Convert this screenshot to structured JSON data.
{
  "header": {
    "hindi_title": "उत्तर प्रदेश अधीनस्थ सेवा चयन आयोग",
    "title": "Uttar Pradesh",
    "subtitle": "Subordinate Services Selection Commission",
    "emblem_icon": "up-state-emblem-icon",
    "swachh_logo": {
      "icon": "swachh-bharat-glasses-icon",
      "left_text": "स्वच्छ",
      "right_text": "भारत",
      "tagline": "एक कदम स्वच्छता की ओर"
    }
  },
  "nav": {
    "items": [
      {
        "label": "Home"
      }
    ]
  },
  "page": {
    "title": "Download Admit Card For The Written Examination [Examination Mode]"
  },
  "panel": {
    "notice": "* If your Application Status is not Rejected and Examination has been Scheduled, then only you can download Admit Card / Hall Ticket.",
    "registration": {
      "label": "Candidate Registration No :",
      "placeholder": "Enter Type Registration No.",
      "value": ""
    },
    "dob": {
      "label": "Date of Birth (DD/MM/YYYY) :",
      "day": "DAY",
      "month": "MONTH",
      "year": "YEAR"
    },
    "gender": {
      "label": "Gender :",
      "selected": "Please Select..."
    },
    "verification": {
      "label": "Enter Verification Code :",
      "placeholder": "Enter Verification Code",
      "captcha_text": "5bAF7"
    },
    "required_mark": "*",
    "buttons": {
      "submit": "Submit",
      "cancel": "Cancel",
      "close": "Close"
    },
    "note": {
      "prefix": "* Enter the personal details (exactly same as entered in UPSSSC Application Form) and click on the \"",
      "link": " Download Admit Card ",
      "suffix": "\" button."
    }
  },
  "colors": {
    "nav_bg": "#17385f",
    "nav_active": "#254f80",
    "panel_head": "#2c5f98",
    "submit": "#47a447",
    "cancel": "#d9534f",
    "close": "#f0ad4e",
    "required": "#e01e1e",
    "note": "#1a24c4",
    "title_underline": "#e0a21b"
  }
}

### Description of the task
Return the listing above word for word.

### Correct output
Convert this screenshot to structured JSON data.
{
  "header": {
    "hindi_title": "उत्तर प्रदेश अधीनस्थ सेवा चयन आयोग",
    "title": "Uttar Pradesh",
    "subtitle": "Subordinate Services Selection Commission",
    "emblem_icon": "up-state-emblem-icon",
    "swachh_logo": {
      "icon": "swachh-bharat-glasses-icon",
      "left_text": "स्वच्छ",
      "right_text": "भारत",
      "tagline": "एक कदम स्वच्छता की ओर"
    }
  },
  "nav": {
    "items": [
      {
        "label": "Home"
      }
    ]
  },
  "page": {
    "title": "Download Admit Card For The Written Examination [Examination Mode]"
  },
  "panel": {
    "notice": "* If your Application Status is not Rejected and Examination has been Scheduled, then only you can download Admit Card / Hall Ticket.",
    "registration": {
      "label": "Candidate Registration No :",
      "placeholder": "Enter Type Registration No.",
      "value": ""
    },
    "dob": {
      "label": "Date of Birth (DD/MM/YYYY) :",
      "day": "DAY",
      "month": "MONTH",
      "year": "YEAR"
    },
    "gender": {
      "label": "Gender :",
      "selected": "Please Select..."
    },
    "verification": {
      "label": "Enter Verification Code :",
      "placeholder": "Enter Verification Code",
      "captcha_text": "5bAF7"
    },
    "required_mark": "*",
    "buttons": {
      "submit": "Submit",
      "cancel": "Cancel",
      "close": "Close"
    },
    "note": {
      "prefix": "* Enter the personal details (exactly same as entered in UPSSSC Application Form) and click on the \"",
      "link": " Download Admit Card ",
      "suffix": "\" button."
    }
  },
  "colors": {
    "nav_bg": "#17385f",
    "nav_active": "#254f80",
    "panel_head": "#2c5f98",
    "submit": "#47a447",
    "cancel": "#d9534f",
    "close": "#f0ad4e",
    "required": "#e01e1e",
    "note": "#1a24c4",
    "title_underline": "#e0a21b"
  }
}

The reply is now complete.